- PROBLEM TO WORK ON: Retype the material that follows, keeping every word as it is.

/---

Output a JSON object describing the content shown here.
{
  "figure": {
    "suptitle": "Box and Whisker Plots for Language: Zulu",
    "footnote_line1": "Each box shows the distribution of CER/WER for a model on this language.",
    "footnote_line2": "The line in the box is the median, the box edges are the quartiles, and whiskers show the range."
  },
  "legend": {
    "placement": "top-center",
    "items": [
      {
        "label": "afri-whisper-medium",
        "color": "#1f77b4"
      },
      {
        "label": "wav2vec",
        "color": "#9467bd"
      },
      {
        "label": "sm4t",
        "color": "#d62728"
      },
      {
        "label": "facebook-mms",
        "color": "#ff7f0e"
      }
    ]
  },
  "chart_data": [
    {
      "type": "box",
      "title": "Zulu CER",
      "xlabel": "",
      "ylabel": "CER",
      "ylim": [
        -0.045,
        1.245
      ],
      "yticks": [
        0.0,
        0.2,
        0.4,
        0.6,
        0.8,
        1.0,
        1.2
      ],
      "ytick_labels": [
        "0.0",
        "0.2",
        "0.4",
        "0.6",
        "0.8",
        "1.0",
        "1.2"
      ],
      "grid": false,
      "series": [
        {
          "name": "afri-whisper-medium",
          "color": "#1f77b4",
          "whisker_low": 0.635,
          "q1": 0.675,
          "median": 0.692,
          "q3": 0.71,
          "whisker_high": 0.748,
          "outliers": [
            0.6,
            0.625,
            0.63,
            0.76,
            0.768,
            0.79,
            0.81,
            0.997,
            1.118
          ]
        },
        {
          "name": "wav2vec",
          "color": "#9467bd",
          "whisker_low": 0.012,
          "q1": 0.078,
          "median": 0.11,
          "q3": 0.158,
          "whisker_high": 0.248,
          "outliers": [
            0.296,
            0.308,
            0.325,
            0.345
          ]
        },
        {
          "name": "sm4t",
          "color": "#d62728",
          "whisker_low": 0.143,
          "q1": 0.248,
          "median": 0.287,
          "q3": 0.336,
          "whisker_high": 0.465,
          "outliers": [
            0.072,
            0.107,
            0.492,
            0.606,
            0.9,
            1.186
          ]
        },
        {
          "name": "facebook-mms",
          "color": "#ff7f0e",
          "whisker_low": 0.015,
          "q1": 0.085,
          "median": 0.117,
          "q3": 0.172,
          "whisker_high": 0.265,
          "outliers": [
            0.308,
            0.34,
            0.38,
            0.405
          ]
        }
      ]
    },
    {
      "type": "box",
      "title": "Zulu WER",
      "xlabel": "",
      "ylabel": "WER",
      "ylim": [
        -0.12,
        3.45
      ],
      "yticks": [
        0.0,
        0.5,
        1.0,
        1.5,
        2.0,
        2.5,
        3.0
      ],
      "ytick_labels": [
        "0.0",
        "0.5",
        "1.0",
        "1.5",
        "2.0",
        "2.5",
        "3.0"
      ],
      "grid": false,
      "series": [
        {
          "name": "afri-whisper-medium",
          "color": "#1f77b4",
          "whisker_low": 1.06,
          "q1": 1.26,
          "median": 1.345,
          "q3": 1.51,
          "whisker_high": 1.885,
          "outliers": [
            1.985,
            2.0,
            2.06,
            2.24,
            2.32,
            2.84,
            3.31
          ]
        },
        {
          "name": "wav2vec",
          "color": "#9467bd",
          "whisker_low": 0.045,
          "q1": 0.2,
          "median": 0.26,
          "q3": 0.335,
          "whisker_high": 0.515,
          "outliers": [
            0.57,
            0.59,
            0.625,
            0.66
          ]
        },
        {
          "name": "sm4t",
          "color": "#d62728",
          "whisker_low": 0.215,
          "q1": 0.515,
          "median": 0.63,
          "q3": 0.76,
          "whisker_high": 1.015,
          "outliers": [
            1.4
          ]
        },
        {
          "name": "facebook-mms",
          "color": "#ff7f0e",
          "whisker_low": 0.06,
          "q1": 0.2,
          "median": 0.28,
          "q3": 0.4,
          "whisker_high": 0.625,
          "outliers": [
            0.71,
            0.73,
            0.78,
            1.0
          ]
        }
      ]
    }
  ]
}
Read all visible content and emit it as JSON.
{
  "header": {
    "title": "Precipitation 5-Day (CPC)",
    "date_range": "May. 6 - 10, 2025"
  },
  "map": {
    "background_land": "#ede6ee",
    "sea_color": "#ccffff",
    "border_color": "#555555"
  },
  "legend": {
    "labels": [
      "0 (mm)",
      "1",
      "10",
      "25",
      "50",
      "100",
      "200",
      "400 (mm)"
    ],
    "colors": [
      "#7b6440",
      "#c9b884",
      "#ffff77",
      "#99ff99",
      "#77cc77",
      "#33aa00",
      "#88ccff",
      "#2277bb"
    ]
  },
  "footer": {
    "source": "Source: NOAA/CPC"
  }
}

\---

- ANSWER IN FULL:
Output a JSON object describing the content shown here.
{
  "figure": {
    "suptitle": "Box and Whisker Plots for Language: Zulu",
    "footnote_line1": "Each box shows the distribution of CER/WER for a model on this language.",
    "footnote_line2": "The line in the box is the median, the box edges are the quartiles, and whiskers show the range."
  },
  "legend": {
    "placement": "top-center",
    "items": [
      {
        "label": "afri-whisper-medium",
        "color": "#1f77b4"
      },
      {
        "label": "wav2vec",
        "color": "#9467bd"
      },
      {
        "label": "sm4t",
        "color": "#d62728"
      },
      {
        "label": "facebook-mms",
        "color": "#ff7f0e"
      }
    ]
  },
  "chart_data": [
    {
      "type": "box",
      "title": "Zulu CER",
      "xlabel": "",
      "ylabel": "CER",
      "ylim": [
        -0.045,
        1.245
      ],
      "yticks": [
        0.0,
        0.2,
        0.4,
        0.6,
        0.8,
        1.0,
        1.2
      ],
      "ytick_labels": [
        "0.0",
        "0.2",
        "0.4",
        "0.6",
        "0.8",
        "1.0",
        "1.2"
      ],
      "grid": false,
      "series": [
        {
          "name": "afri-whisper-medium",
          "color": "#1f77b4",
          "whisker_low": 0.635,
          "q1": 0.675,
          "median": 0.692,
          "q3": 0.71,
          "whisker_high": 0.748,
          "outliers": [
            0.6,
            0.625,
            0.63,
            0.76,
            0.768,
            0.79,
            0.81,
            0.997,
            1.118
          ]
        },
        {
          "name": "wav2vec",
          "color": "#9467bd",
          "whisker_low": 0.012,
          "q1": 0.078,
          "median": 0.11,
          "q3": 0.158,
          "whisker_high": 0.248,
          "outliers": [
            0.296,
            0.308,
            0.325,
            0.345
          ]
        },
        {
          "name": "sm4t",
          "color": "#d62728",
          "whisker_low": 0.143,
          "q1": 0.248,
          "median": 0.287,
          "q3": 0.336,
          "whisker_high": 0.465,
          "outliers": [
            0.072,
            0.107,
            0.492,
            0.606,
            0.9,
            1.186
          ]
        },
        {
          "name": "facebook-mms",
          "color": "#ff7f0e",
          "whisker_low": 0.015,
          "q1": 0.085,
          "median": 0.117,
          "q3": 0.172,
          "whisker_high": 0.265,
          "outliers": [
            0.308,
            0.34,
            0.38,
            0.405
          ]
        }
      ]
    },
    {
      "type": "box",
      "title": "Zulu WER",
      "xlabel": "",
      "ylabel": "WER",
      "ylim": [
        -0.12,
        3.45
      ],
      "yticks": [
        0.0,
        0.5,
        1.0,
        1.5,
        2.0,
        2.5,
        3.0
      ],
      "ytick_labels": [
        "0.0",
        "0.5",
        "1.0",
        "1.5",
        "2.0",
        "2.5",
        "3.0"
      ],
      "grid": false,
      "series": [
        {
          "name": "afri-whisper-medium",
          "color": "#1f77b4",
          "whisker_low": 1.06,
          "q1": 1.26,
          "median": 1.345,
          "q3": 1.51,
          "whisker_high": 1.885,
          "outliers": [
            1.985,
            2.0,
            2.06,
            2.24,
            2.32,
            2.84,
            3.31
          ]
        },
        {
          "name": "wav2vec",
          "color": "#9467bd",
          "whisker_low": 0.045,
          "q1": 0.2,
          "median": 0.26,
          "q3": 0.335,
          "whisker_high": 0.515,
          "outliers": [
            0.57,
            0.59,
            0.625,
            0.66
          ]
        },
        {
          "name": "sm4t",
          "color": "#d62728",
          "whisker_low": 0.215,
          "q1": 0.515,
          "median": 0.63,
          "q3": 0.76,
          "whisker_high": 1.015,
          "outliers": [
            1.4
          ]
        },
        {
          "name": "facebook-mms",
          "color": "#ff7f0e",
          "whisker_low": 0.06,
          "q1": 0.2,
          "median": 0.28,
          "q3": 0.4,
          "whisker_high": 0.625,
          "outliers": [
            0.71,
            0.73,
            0.78,
            1.0
          ]
        }
      ]
    }
  ]
}
Read all visible content and emit it as JSON.
{
  "header": {
    "title": "Precipitation 5-Day (CPC)",
    "date_range": "May. 6 - 10, 2025"
  },
  "map": {
    "background_land": "#ede6ee",
    "sea_color": "#ccffff",
    "border_color": "#555555"
  },
  "legend": {
    "labels": [
      "0 (mm)",
      "1",
      "10",
      "25",
      "50",
      "100",
      "200",
      "400 (mm)"
    ],
    "colors": [
      "#7b6440",
      "#c9b884",
      "#ffff77",
      "#99ff99",
      "#77cc77",
      "#33aa00",
      "#88ccff",
      "#2277bb"
    ]
  },
  "footer": {
    "source": "Source: NOAA/CPC"
  }
}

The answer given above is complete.